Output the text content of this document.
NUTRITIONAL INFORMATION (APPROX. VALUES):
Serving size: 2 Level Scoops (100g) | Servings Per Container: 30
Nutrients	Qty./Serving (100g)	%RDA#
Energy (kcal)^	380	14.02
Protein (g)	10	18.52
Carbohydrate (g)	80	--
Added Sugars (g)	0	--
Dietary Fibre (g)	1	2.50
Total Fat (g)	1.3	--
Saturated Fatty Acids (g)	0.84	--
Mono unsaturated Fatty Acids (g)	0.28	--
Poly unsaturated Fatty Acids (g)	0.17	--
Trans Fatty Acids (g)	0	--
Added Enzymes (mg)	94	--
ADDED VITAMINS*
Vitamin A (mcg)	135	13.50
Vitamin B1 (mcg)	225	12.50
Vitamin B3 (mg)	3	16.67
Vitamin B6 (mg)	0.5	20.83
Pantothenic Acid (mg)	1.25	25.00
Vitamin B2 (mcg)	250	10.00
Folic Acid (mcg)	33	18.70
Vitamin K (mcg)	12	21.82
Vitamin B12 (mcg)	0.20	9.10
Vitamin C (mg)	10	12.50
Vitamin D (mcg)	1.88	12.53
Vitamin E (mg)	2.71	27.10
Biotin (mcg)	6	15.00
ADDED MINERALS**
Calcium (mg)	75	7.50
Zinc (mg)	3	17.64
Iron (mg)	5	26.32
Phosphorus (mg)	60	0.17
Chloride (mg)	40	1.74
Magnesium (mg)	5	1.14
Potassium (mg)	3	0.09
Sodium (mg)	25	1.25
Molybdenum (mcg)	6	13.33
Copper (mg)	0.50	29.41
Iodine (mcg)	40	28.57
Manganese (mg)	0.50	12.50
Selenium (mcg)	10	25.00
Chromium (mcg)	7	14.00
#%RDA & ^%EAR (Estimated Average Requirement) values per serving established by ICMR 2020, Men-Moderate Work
*****
» **EXERCISE PROMPT**:
The data is to be reproduced in full, every line intact.

» **ANSWER TO THE EXERCISE**:
Output the text content of this document.
NUTRITIONAL INFORMATION (APPROX. VALUES):
Serving size: 2 Level Scoops (100g) | Servings Per Container: 30
Nutrients	Qty./Serving (100g)	%RDA#
Energy (kcal)^	380	14.02
Protein (g)	10	18.52
Carbohydrate (g)	80	--
Added Sugars (g)	0	--
Dietary Fibre (g)	1	2.50
Total Fat (g)	1.3	--
Saturated Fatty Acids (g)	0.84	--
Mono unsaturated Fatty Acids (g)	0.28	--
Poly unsaturated Fatty Acids (g)	0.17	--
Trans Fatty Acids (g)	0	--
Added Enzymes (mg)	94	--
ADDED VITAMINS*
Vitamin A (mcg)	135	13.50
Vitamin B1 (mcg)	225	12.50
Vitamin B3 (mg)	3	16.67
Vitamin B6 (mg)	0.5	20.83
Pantothenic Acid (mg)	1.25	25.00
Vitamin B2 (mcg)	250	10.00
Folic Acid (mcg)	33	18.70
Vitamin K (mcg)	12	21.82
Vitamin B12 (mcg)	0.20	9.10
Vitamin C (mg)	10	12.50
Vitamin D (mcg)	1.88	12.53
Vitamin E (mg)	2.71	27.10
Biotin (mcg)	6	15.00
ADDED MINERALS**
Calcium (mg)	75	7.50
Zinc (mg)	3	17.64
Iron (mg)	5	26.32
Phosphorus (mg)	60	0.17
Chloride (mg)	40	1.74
Magnesium (mg)	5	1.14
Potassium (mg)	3	0.09
Sodium (mg)	25	1.25
Molybdenum (mcg)	6	13.33
Copper (mg)	0.50	29.41
Iodine (mcg)	40	28.57
Manganese (mg)	0.50	12.50
Selenium (mcg)	10	25.00
Chromium (mcg)	7	14.00
#%RDA & ^%EAR (Estimated Average Requirement) values per serving established by ICMR 2020, Men-Moderate Work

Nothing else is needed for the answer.